GIVEN ENTRIES:
☆ ☆ ☆ ☆

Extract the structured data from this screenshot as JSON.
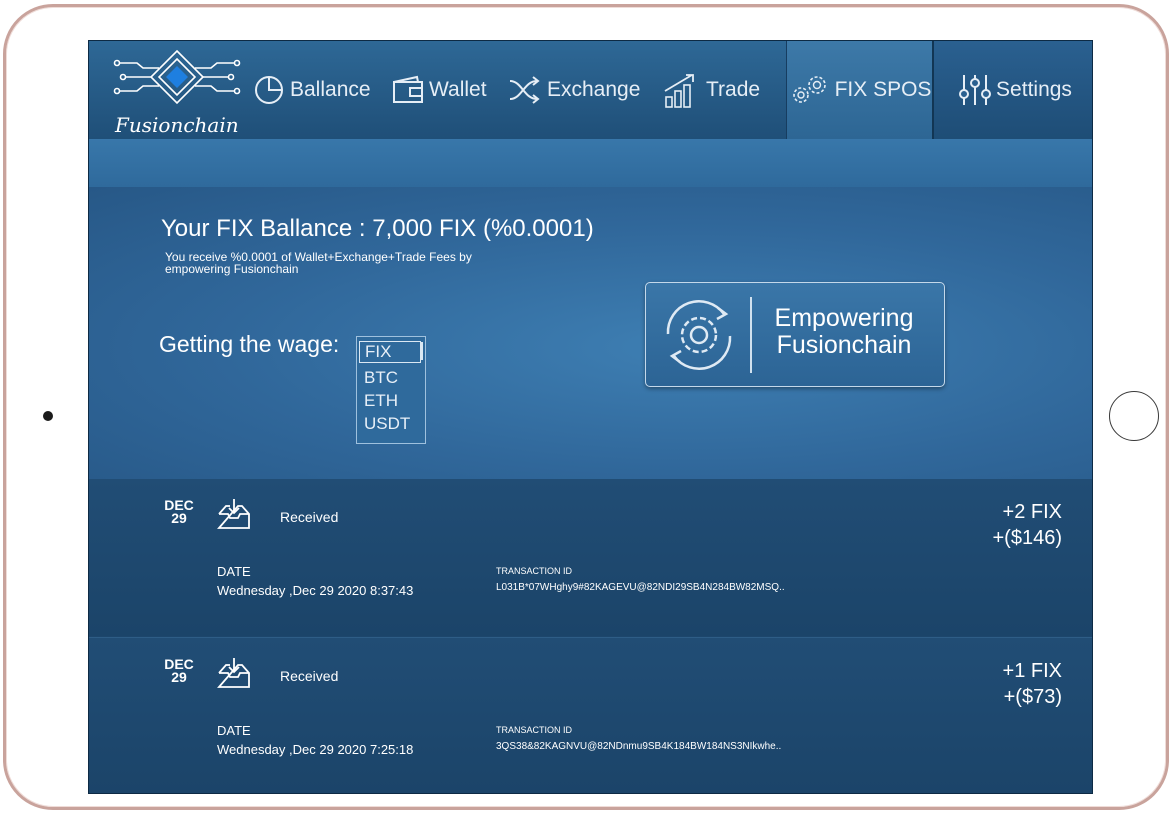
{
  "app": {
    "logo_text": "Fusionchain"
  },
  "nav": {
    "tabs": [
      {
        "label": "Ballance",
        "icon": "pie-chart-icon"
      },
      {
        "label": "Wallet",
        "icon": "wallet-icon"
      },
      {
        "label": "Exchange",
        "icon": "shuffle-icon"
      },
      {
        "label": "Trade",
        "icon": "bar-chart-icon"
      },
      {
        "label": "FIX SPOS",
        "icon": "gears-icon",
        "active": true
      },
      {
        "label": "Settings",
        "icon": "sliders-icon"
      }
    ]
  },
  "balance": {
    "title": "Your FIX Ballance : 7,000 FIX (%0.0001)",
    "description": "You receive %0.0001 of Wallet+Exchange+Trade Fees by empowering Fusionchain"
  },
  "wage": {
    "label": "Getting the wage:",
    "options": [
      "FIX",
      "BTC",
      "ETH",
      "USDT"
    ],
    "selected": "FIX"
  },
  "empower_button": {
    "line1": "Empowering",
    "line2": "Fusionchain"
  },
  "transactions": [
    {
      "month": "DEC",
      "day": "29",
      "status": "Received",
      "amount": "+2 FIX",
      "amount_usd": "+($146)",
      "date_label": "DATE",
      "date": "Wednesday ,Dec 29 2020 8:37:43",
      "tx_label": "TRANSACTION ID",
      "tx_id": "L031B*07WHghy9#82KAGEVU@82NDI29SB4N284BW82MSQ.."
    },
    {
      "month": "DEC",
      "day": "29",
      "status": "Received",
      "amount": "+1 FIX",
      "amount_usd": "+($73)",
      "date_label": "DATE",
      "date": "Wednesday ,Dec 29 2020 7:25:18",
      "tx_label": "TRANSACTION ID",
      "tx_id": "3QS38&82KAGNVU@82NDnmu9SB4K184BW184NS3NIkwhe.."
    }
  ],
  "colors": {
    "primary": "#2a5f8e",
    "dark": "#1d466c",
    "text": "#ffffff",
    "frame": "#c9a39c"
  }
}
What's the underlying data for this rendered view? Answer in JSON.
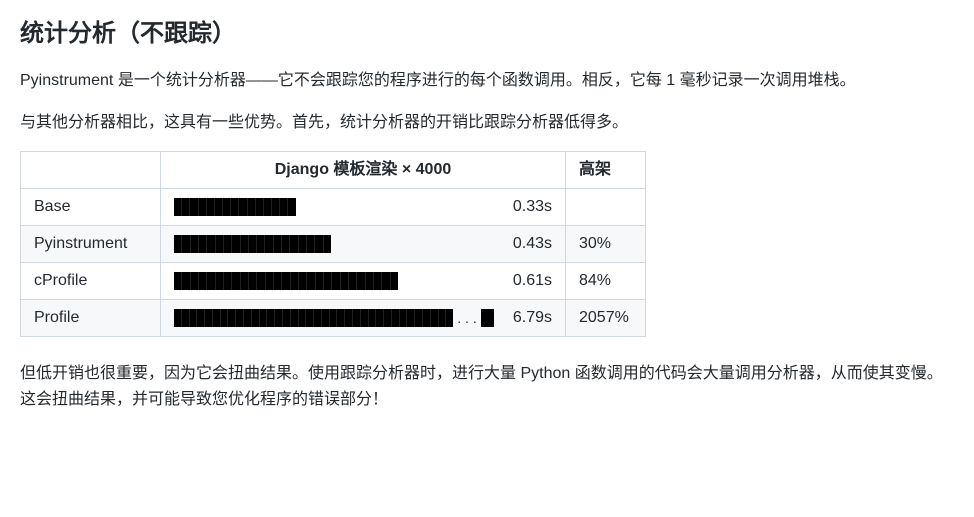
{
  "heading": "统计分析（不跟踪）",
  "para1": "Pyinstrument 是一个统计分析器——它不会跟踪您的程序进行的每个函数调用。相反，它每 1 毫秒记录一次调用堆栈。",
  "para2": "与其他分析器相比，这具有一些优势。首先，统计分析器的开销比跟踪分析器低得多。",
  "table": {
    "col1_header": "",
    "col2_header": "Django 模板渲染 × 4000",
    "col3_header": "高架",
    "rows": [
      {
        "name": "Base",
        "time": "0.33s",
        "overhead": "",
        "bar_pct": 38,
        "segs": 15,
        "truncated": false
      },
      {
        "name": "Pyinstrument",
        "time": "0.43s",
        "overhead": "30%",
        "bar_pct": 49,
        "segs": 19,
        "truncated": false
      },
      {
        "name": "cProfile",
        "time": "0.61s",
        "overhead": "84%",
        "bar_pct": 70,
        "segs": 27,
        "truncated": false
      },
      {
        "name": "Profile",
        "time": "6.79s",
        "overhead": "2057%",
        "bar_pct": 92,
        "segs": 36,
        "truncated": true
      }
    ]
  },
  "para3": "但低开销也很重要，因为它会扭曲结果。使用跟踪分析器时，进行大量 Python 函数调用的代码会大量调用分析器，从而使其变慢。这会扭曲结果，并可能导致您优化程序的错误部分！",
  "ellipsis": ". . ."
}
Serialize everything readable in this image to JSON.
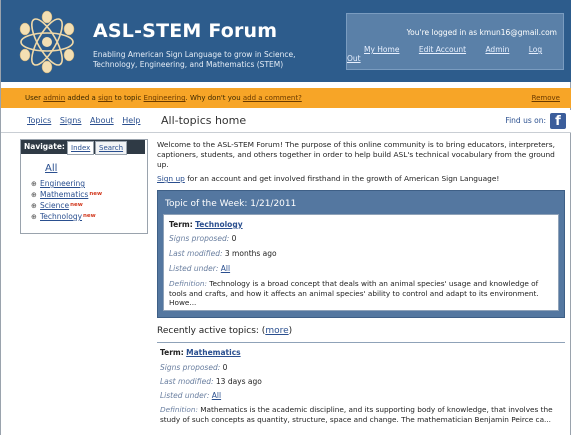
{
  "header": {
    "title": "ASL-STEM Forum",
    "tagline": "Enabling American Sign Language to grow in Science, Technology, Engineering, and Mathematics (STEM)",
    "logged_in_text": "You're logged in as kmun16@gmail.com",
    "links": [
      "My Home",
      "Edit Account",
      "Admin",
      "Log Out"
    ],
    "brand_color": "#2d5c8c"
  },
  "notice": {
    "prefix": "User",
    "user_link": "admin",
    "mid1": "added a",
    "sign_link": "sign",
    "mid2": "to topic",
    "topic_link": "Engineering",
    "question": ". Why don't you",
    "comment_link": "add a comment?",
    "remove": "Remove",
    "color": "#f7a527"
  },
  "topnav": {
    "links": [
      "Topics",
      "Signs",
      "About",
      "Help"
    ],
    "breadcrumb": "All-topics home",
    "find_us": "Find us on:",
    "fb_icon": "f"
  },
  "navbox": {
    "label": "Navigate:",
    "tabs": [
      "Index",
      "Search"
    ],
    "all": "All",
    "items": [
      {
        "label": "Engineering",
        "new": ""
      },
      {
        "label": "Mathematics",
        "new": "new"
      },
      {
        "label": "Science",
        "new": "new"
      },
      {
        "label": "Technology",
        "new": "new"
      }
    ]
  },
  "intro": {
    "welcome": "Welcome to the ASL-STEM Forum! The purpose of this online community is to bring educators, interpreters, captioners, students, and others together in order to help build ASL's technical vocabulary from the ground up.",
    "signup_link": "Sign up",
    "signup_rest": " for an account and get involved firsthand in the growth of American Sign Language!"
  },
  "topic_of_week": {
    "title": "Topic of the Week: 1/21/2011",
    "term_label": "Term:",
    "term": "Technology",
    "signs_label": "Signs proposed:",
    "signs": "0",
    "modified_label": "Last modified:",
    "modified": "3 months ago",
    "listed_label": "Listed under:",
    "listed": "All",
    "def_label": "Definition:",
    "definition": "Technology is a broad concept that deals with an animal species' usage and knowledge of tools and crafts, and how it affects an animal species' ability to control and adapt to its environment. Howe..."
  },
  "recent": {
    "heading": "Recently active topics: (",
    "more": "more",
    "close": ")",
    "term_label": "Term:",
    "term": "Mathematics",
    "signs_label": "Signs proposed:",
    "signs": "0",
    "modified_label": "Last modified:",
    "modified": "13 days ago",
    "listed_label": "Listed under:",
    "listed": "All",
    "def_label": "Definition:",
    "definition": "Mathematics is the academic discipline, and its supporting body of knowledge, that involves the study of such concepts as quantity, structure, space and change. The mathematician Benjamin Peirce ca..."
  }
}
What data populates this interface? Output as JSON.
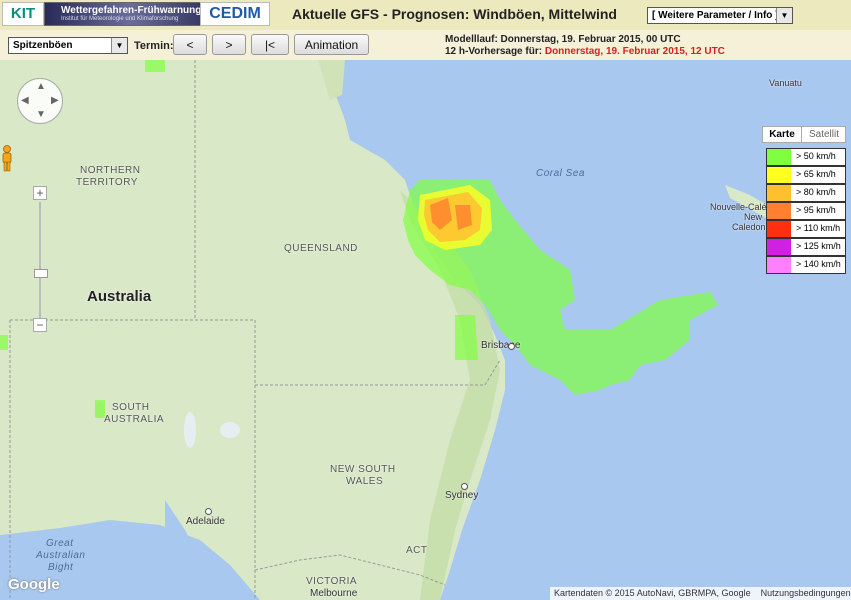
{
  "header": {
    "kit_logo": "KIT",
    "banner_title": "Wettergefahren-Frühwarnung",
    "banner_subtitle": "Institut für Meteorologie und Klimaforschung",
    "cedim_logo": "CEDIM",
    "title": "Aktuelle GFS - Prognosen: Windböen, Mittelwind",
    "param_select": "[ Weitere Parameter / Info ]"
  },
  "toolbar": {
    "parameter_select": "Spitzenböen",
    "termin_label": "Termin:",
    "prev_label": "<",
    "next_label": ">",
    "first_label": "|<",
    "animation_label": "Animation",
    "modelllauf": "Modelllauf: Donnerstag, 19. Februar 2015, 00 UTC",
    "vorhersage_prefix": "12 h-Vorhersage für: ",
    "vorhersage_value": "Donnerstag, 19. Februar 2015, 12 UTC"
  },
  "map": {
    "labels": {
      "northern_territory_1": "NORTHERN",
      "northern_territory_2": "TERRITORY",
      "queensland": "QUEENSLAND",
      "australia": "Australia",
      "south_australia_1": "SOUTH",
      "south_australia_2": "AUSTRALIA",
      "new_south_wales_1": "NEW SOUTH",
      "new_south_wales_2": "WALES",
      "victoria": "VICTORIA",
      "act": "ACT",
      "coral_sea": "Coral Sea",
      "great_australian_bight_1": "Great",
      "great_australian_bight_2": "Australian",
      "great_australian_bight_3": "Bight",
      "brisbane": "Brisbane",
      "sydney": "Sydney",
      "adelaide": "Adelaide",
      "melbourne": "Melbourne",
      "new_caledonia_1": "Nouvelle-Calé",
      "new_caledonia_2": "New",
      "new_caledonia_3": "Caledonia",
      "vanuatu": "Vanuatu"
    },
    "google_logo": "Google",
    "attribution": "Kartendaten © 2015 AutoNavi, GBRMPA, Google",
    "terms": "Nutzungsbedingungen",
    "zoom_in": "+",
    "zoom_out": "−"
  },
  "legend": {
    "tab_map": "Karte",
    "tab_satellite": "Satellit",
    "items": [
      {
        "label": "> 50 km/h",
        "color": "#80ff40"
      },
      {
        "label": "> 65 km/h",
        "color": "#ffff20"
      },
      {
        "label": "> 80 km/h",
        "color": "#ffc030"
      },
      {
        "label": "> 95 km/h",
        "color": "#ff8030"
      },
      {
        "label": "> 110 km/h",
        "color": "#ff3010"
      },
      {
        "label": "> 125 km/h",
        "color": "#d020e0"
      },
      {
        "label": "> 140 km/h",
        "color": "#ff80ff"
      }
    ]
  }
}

☆ ☆ ☆ ☆

GIVEN INSTRUCTION: Return each line of the data that contains the string "Wednesday".

FINAL ANSWER:
      "date": "Wednesday ,Dec 29 2020 8:37:43",
      "date": "Wednesday ,Dec 29 2020 7:25:18",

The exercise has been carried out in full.